LISTED ENTRIES:
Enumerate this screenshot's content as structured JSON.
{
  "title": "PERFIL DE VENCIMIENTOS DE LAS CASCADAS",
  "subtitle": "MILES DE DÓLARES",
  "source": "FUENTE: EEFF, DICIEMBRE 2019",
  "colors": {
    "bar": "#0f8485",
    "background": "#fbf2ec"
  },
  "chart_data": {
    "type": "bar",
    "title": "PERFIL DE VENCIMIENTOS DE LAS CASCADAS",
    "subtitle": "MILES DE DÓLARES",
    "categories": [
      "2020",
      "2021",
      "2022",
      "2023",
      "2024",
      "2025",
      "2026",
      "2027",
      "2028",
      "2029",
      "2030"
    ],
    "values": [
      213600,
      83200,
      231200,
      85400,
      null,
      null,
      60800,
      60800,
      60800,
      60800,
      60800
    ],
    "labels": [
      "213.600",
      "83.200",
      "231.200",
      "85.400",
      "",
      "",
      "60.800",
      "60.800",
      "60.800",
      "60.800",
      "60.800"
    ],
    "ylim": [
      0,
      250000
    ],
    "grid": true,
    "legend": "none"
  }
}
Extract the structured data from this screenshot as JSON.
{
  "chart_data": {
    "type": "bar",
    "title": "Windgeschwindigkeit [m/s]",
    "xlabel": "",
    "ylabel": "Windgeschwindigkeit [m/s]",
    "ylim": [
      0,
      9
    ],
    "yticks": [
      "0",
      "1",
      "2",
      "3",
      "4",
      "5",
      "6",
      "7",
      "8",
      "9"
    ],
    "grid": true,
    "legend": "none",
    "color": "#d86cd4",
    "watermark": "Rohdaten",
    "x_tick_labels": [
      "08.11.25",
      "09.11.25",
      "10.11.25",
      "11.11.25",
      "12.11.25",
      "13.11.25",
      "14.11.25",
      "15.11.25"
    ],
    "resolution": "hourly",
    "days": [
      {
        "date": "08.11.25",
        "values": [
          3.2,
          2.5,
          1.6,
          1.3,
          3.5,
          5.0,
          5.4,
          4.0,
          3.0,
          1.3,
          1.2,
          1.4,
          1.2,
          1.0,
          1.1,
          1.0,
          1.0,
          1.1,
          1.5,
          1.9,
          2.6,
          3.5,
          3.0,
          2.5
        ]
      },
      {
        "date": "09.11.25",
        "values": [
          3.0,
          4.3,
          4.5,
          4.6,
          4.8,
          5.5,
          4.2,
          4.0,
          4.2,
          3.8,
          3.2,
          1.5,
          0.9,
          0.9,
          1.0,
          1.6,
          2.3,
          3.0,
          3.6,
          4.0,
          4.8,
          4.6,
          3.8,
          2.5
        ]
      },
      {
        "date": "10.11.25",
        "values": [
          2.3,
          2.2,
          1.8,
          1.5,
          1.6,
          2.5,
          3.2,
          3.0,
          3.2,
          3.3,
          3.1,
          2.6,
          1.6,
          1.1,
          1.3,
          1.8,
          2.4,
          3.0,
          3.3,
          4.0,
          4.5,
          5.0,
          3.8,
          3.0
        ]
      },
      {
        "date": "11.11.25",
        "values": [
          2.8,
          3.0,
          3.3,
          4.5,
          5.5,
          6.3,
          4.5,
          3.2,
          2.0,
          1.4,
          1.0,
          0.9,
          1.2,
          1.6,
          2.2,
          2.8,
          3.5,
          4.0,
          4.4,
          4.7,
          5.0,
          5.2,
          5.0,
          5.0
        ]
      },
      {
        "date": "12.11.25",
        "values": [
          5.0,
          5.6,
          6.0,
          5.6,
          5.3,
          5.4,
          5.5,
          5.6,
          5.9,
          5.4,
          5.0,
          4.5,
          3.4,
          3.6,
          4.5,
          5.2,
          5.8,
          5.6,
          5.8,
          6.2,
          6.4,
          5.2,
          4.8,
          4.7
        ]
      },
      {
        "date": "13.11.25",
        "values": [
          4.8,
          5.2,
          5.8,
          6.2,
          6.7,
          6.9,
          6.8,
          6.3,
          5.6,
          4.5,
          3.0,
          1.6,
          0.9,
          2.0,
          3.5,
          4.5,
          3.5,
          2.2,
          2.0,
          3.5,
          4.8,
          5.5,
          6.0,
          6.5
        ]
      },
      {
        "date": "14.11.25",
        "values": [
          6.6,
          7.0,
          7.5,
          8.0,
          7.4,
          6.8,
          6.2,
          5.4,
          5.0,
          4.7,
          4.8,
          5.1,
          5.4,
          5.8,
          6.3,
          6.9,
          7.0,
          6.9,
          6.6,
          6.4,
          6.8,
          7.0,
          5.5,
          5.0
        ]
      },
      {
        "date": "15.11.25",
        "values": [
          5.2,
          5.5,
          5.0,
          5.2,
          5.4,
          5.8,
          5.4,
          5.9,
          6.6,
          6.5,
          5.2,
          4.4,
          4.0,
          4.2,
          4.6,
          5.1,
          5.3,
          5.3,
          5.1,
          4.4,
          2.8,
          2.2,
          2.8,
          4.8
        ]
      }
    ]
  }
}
* * *
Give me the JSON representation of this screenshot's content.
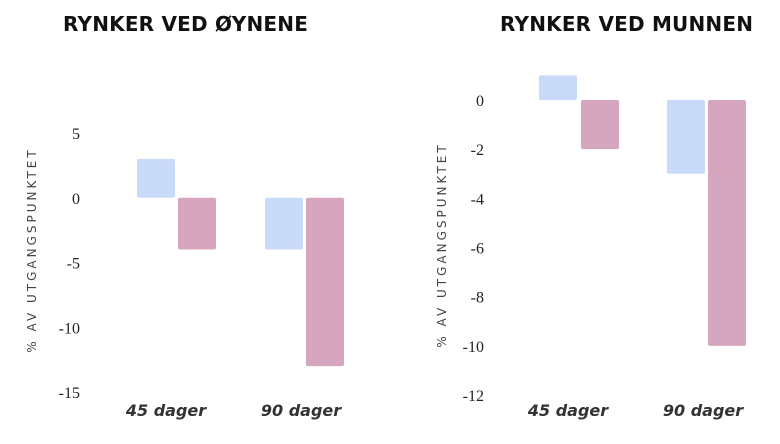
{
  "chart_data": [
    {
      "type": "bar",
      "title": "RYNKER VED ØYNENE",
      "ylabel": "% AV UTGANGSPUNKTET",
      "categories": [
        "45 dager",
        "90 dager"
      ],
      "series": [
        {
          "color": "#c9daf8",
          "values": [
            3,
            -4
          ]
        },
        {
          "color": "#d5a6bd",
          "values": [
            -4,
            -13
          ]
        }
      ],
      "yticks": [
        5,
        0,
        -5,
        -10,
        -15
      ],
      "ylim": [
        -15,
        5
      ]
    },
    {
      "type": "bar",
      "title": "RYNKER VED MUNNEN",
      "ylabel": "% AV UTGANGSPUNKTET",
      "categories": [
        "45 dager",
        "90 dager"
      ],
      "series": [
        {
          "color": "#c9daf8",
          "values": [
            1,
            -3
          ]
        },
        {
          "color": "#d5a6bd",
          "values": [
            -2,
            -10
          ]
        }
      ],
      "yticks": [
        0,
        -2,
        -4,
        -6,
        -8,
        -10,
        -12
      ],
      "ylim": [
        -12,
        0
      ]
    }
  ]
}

INSTRUCTIONS FOR THE TASK:
Look for the word "JSON" in every line of the listing and copy the lines that have it.

EXERCISE OUTPUT:
Enumerate this screenshot's content as structured JSON.
Extract the structured data from this screenshot as JSON.
Give me the JSON representation of this screenshot's content.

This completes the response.